"""

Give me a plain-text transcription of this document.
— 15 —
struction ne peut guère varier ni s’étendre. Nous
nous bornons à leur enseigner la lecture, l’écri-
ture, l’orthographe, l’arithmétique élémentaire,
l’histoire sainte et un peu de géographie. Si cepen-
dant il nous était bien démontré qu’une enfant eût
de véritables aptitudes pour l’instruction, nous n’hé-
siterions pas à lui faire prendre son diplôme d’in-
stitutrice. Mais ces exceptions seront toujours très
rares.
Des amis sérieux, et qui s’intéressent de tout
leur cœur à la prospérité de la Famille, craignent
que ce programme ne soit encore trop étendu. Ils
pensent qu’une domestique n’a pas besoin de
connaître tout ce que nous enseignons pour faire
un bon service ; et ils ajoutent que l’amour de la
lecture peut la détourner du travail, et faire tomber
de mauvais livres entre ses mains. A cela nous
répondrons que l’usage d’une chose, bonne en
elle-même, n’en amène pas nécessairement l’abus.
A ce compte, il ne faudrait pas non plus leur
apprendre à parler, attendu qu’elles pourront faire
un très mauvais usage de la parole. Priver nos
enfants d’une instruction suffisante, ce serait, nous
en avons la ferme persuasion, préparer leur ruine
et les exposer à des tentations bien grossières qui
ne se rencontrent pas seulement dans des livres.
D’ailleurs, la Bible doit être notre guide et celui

"""
"""

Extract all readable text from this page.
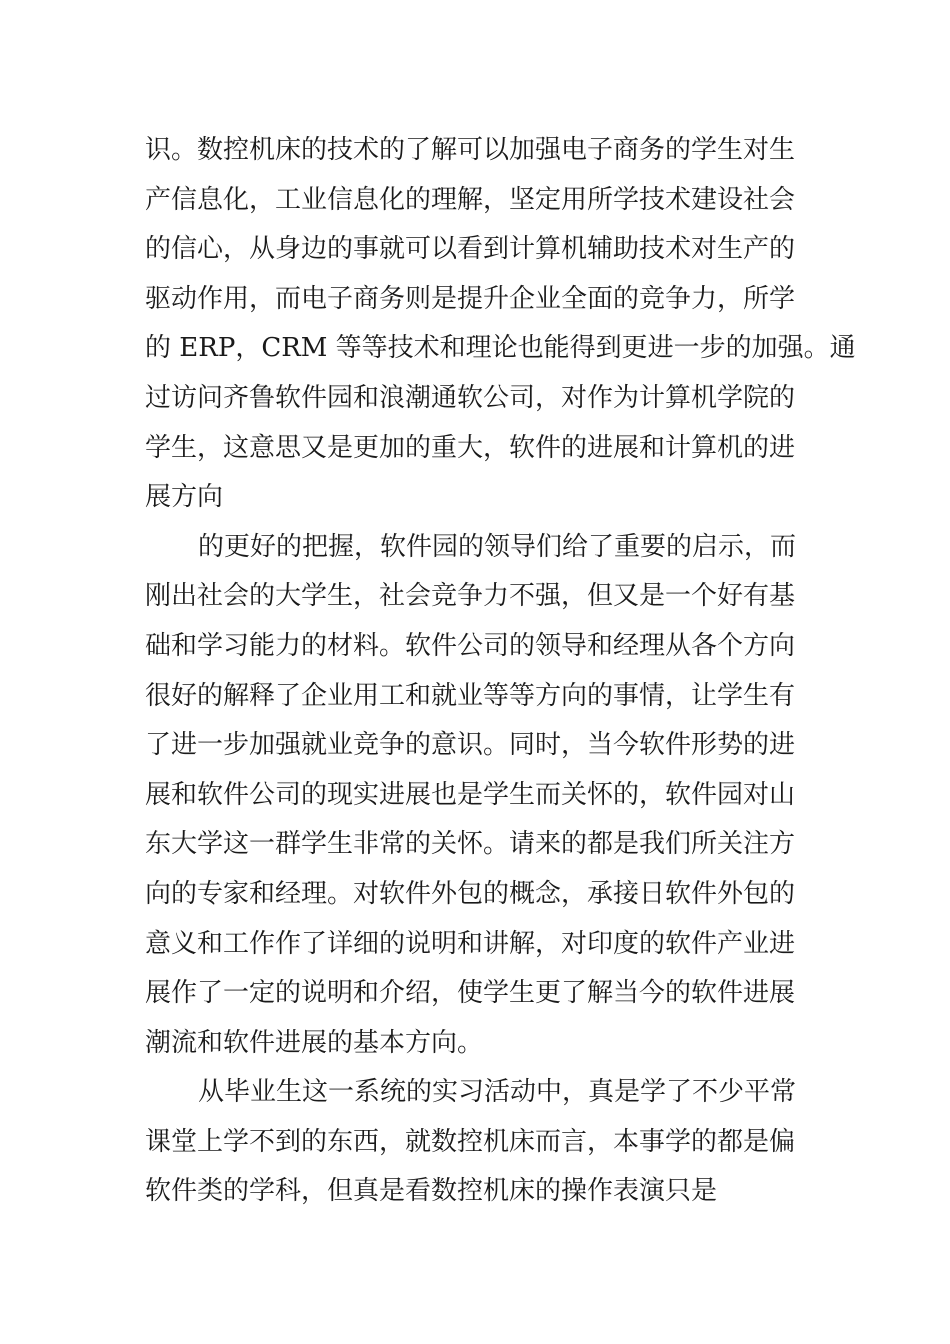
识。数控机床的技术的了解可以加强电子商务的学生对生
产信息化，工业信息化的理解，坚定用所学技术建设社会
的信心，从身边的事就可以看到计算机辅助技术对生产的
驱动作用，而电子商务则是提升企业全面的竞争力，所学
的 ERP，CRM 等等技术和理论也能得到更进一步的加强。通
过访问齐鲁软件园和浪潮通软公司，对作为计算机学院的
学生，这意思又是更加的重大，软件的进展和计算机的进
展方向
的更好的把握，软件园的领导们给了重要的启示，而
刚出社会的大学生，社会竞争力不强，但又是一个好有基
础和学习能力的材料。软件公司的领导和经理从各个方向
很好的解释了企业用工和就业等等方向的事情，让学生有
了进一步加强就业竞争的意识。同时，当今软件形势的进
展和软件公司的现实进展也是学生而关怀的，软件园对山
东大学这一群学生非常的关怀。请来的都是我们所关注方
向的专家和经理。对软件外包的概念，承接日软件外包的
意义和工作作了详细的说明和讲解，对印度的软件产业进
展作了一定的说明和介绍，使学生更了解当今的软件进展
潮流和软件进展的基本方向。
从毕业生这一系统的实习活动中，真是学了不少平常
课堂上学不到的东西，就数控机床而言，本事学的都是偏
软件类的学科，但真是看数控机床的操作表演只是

"""

GIVEN TASK
Pull out the lines above in which the word "lecture" appears.

OUTPUT
nous bornons à leur enseigner la lecture, l’écri-
lecture peut la détourner du travail, et faire tomber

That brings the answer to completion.